■ **INSTRUCTIONS FOR THE TASK**: Verbatim output of all the material below is required.
----- STORED DATA
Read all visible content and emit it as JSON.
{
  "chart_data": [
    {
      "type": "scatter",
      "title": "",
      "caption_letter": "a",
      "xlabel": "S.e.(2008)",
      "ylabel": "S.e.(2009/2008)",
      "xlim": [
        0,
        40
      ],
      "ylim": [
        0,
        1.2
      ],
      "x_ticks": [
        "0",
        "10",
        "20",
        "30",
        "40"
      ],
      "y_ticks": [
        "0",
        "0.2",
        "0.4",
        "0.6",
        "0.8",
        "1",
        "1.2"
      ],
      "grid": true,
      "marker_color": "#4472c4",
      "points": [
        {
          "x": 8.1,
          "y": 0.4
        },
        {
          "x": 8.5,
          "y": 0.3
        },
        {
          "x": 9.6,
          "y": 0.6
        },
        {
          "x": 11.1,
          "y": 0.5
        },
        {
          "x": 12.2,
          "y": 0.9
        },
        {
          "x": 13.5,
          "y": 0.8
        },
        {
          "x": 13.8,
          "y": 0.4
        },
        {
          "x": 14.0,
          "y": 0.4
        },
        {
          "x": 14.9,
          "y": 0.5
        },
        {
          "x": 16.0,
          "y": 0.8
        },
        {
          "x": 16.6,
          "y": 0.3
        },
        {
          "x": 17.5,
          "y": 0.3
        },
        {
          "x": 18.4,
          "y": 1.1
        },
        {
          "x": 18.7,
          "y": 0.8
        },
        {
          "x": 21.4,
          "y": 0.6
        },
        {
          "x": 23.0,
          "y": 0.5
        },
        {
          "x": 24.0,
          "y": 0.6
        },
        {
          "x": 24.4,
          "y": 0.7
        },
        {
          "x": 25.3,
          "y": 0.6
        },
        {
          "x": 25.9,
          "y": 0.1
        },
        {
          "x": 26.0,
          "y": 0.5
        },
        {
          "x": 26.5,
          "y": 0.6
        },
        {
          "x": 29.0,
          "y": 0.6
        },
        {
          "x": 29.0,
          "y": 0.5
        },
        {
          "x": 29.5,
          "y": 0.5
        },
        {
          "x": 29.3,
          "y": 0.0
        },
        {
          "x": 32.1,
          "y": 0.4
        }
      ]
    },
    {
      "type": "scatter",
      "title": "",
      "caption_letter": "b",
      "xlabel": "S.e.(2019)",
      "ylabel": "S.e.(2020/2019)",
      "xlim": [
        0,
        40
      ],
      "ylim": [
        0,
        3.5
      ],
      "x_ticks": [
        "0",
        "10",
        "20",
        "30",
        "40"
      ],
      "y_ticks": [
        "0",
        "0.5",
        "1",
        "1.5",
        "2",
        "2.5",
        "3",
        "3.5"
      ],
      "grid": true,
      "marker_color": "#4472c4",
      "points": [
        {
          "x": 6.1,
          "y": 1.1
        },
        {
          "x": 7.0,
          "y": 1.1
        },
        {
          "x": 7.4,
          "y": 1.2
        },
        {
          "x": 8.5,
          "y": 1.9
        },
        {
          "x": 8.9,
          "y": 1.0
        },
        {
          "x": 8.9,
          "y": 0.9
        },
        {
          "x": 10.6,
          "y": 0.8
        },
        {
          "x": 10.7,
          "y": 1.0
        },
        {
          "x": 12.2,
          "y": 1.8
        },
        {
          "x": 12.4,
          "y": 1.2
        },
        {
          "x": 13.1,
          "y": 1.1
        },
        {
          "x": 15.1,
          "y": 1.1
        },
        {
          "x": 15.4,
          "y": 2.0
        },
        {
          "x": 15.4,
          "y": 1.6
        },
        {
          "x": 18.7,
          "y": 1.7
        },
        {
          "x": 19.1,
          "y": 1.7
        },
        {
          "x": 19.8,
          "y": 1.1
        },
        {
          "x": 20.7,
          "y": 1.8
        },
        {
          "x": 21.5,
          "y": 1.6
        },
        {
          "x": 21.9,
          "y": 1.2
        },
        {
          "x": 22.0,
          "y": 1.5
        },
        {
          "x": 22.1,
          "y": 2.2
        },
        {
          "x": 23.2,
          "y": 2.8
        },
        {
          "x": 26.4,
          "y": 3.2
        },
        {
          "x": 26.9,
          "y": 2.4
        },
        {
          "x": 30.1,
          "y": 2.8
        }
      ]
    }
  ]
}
----------
■ **RESPONSE**:
Read all visible content and emit it as JSON.
{
  "chart_data": [
    {
      "type": "scatter",
      "title": "",
      "caption_letter": "a",
      "xlabel": "S.e.(2008)",
      "ylabel": "S.e.(2009/2008)",
      "xlim": [
        0,
        40
      ],
      "ylim": [
        0,
        1.2
      ],
      "x_ticks": [
        "0",
        "10",
        "20",
        "30",
        "40"
      ],
      "y_ticks": [
        "0",
        "0.2",
        "0.4",
        "0.6",
        "0.8",
        "1",
        "1.2"
      ],
      "grid": true,
      "marker_color": "#4472c4",
      "points": [
        {
          "x": 8.1,
          "y": 0.4
        },
        {
          "x": 8.5,
          "y": 0.3
        },
        {
          "x": 9.6,
          "y": 0.6
        },
        {
          "x": 11.1,
          "y": 0.5
        },
        {
          "x": 12.2,
          "y": 0.9
        },
        {
          "x": 13.5,
          "y": 0.8
        },
        {
          "x": 13.8,
          "y": 0.4
        },
        {
          "x": 14.0,
          "y": 0.4
        },
        {
          "x": 14.9,
          "y": 0.5
        },
        {
          "x": 16.0,
          "y": 0.8
        },
        {
          "x": 16.6,
          "y": 0.3
        },
        {
          "x": 17.5,
          "y": 0.3
        },
        {
          "x": 18.4,
          "y": 1.1
        },
        {
          "x": 18.7,
          "y": 0.8
        },
        {
          "x": 21.4,
          "y": 0.6
        },
        {
          "x": 23.0,
          "y": 0.5
        },
        {
          "x": 24.0,
          "y": 0.6
        },
        {
          "x": 24.4,
          "y": 0.7
        },
        {
          "x": 25.3,
          "y": 0.6
        },
        {
          "x": 25.9,
          "y": 0.1
        },
        {
          "x": 26.0,
          "y": 0.5
        },
        {
          "x": 26.5,
          "y": 0.6
        },
        {
          "x": 29.0,
          "y": 0.6
        },
        {
          "x": 29.0,
          "y": 0.5
        },
        {
          "x": 29.5,
          "y": 0.5
        },
        {
          "x": 29.3,
          "y": 0.0
        },
        {
          "x": 32.1,
          "y": 0.4
        }
      ]
    },
    {
      "type": "scatter",
      "title": "",
      "caption_letter": "b",
      "xlabel": "S.e.(2019)",
      "ylabel": "S.e.(2020/2019)",
      "xlim": [
        0,
        40
      ],
      "ylim": [
        0,
        3.5
      ],
      "x_ticks": [
        "0",
        "10",
        "20",
        "30",
        "40"
      ],
      "y_ticks": [
        "0",
        "0.5",
        "1",
        "1.5",
        "2",
        "2.5",
        "3",
        "3.5"
      ],
      "grid": true,
      "marker_color": "#4472c4",
      "points": [
        {
          "x": 6.1,
          "y": 1.1
        },
        {
          "x": 7.0,
          "y": 1.1
        },
        {
          "x": 7.4,
          "y": 1.2
        },
        {
          "x": 8.5,
          "y": 1.9
        },
        {
          "x": 8.9,
          "y": 1.0
        },
        {
          "x": 8.9,
          "y": 0.9
        },
        {
          "x": 10.6,
          "y": 0.8
        },
        {
          "x": 10.7,
          "y": 1.0
        },
        {
          "x": 12.2,
          "y": 1.8
        },
        {
          "x": 12.4,
          "y": 1.2
        },
        {
          "x": 13.1,
          "y": 1.1
        },
        {
          "x": 15.1,
          "y": 1.1
        },
        {
          "x": 15.4,
          "y": 2.0
        },
        {
          "x": 15.4,
          "y": 1.6
        },
        {
          "x": 18.7,
          "y": 1.7
        },
        {
          "x": 19.1,
          "y": 1.7
        },
        {
          "x": 19.8,
          "y": 1.1
        },
        {
          "x": 20.7,
          "y": 1.8
        },
        {
          "x": 21.5,
          "y": 1.6
        },
        {
          "x": 21.9,
          "y": 1.2
        },
        {
          "x": 22.0,
          "y": 1.5
        },
        {
          "x": 22.1,
          "y": 2.2
        },
        {
          "x": 23.2,
          "y": 2.8
        },
        {
          "x": 26.4,
          "y": 3.2
        },
        {
          "x": 26.9,
          "y": 2.4
        },
        {
          "x": 30.1,
          "y": 2.8
        }
      ]
    }
  ]
}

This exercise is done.